◆ **What the exercise asks**
Extract all of the data and reproduce it precisely.

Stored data
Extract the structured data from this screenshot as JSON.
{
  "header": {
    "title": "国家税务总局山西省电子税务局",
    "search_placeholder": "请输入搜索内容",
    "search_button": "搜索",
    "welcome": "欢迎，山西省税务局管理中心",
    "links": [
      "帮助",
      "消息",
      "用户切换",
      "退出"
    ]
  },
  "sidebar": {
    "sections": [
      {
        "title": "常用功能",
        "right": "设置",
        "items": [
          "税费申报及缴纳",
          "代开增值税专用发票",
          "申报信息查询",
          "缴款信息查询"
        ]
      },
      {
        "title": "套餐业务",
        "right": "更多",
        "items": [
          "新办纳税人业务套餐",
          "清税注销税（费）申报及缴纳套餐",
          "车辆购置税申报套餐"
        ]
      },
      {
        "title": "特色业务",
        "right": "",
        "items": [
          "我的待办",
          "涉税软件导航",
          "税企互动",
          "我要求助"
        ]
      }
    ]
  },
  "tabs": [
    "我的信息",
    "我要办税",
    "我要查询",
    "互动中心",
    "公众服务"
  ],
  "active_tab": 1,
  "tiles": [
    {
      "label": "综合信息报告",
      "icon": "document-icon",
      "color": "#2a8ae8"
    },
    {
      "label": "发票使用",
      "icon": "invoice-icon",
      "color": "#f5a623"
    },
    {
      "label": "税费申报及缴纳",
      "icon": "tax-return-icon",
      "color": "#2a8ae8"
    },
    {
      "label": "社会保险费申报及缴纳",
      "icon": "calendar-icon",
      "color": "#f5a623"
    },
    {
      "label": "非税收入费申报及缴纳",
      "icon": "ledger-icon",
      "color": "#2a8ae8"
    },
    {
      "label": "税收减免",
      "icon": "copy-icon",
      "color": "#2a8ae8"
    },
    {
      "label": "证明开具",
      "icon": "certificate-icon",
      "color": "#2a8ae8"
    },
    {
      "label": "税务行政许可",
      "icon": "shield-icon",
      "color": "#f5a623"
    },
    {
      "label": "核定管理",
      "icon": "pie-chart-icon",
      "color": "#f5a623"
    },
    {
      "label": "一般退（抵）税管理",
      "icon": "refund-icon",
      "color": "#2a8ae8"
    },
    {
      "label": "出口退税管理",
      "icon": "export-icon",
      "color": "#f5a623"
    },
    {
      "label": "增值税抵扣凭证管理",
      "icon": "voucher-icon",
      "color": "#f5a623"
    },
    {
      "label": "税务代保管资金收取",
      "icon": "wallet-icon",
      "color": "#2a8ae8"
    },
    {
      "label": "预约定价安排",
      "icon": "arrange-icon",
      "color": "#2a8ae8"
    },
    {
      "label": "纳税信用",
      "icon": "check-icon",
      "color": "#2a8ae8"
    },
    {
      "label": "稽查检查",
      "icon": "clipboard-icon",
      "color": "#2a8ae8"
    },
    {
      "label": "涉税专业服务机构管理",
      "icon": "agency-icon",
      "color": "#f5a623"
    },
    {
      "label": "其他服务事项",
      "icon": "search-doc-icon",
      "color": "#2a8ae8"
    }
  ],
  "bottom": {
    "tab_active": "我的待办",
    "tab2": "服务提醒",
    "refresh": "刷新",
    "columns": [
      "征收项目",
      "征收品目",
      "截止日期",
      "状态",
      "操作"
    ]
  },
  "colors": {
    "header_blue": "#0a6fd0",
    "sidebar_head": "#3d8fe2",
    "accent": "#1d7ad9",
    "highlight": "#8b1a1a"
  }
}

◆ **Answer in full**
Extract the structured data from this screenshot as JSON.
{
  "header": {
    "title": "国家税务总局山西省电子税务局",
    "search_placeholder": "请输入搜索内容",
    "search_button": "搜索",
    "welcome": "欢迎，山西省税务局管理中心",
    "links": [
      "帮助",
      "消息",
      "用户切换",
      "退出"
    ]
  },
  "sidebar": {
    "sections": [
      {
        "title": "常用功能",
        "right": "设置",
        "items": [
          "税费申报及缴纳",
          "代开增值税专用发票",
          "申报信息查询",
          "缴款信息查询"
        ]
      },
      {
        "title": "套餐业务",
        "right": "更多",
        "items": [
          "新办纳税人业务套餐",
          "清税注销税（费）申报及缴纳套餐",
          "车辆购置税申报套餐"
        ]
      },
      {
        "title": "特色业务",
        "right": "",
        "items": [
          "我的待办",
          "涉税软件导航",
          "税企互动",
          "我要求助"
        ]
      }
    ]
  },
  "tabs": [
    "我的信息",
    "我要办税",
    "我要查询",
    "互动中心",
    "公众服务"
  ],
  "active_tab": 1,
  "tiles": [
    {
      "label": "综合信息报告",
      "icon": "document-icon",
      "color": "#2a8ae8"
    },
    {
      "label": "发票使用",
      "icon": "invoice-icon",
      "color": "#f5a623"
    },
    {
      "label": "税费申报及缴纳",
      "icon": "tax-return-icon",
      "color": "#2a8ae8"
    },
    {
      "label": "社会保险费申报及缴纳",
      "icon": "calendar-icon",
      "color": "#f5a623"
    },
    {
      "label": "非税收入费申报及缴纳",
      "icon": "ledger-icon",
      "color": "#2a8ae8"
    },
    {
      "label": "税收减免",
      "icon": "copy-icon",
      "color": "#2a8ae8"
    },
    {
      "label": "证明开具",
      "icon": "certificate-icon",
      "color": "#2a8ae8"
    },
    {
      "label": "税务行政许可",
      "icon": "shield-icon",
      "color": "#f5a623"
    },
    {
      "label": "核定管理",
      "icon": "pie-chart-icon",
      "color": "#f5a623"
    },
    {
      "label": "一般退（抵）税管理",
      "icon": "refund-icon",
      "color": "#2a8ae8"
    },
    {
      "label": "出口退税管理",
      "icon": "export-icon",
      "color": "#f5a623"
    },
    {
      "label": "增值税抵扣凭证管理",
      "icon": "voucher-icon",
      "color": "#f5a623"
    },
    {
      "label": "税务代保管资金收取",
      "icon": "wallet-icon",
      "color": "#2a8ae8"
    },
    {
      "label": "预约定价安排",
      "icon": "arrange-icon",
      "color": "#2a8ae8"
    },
    {
      "label": "纳税信用",
      "icon": "check-icon",
      "color": "#2a8ae8"
    },
    {
      "label": "稽查检查",
      "icon": "clipboard-icon",
      "color": "#2a8ae8"
    },
    {
      "label": "涉税专业服务机构管理",
      "icon": "agency-icon",
      "color": "#f5a623"
    },
    {
      "label": "其他服务事项",
      "icon": "search-doc-icon",
      "color": "#2a8ae8"
    }
  ],
  "bottom": {
    "tab_active": "我的待办",
    "tab2": "服务提醒",
    "refresh": "刷新",
    "columns": [
      "征收项目",
      "征收品目",
      "截止日期",
      "状态",
      "操作"
    ]
  },
  "colors": {
    "header_blue": "#0a6fd0",
    "sidebar_head": "#3d8fe2",
    "accent": "#1d7ad9",
    "highlight": "#8b1a1a"
  }
}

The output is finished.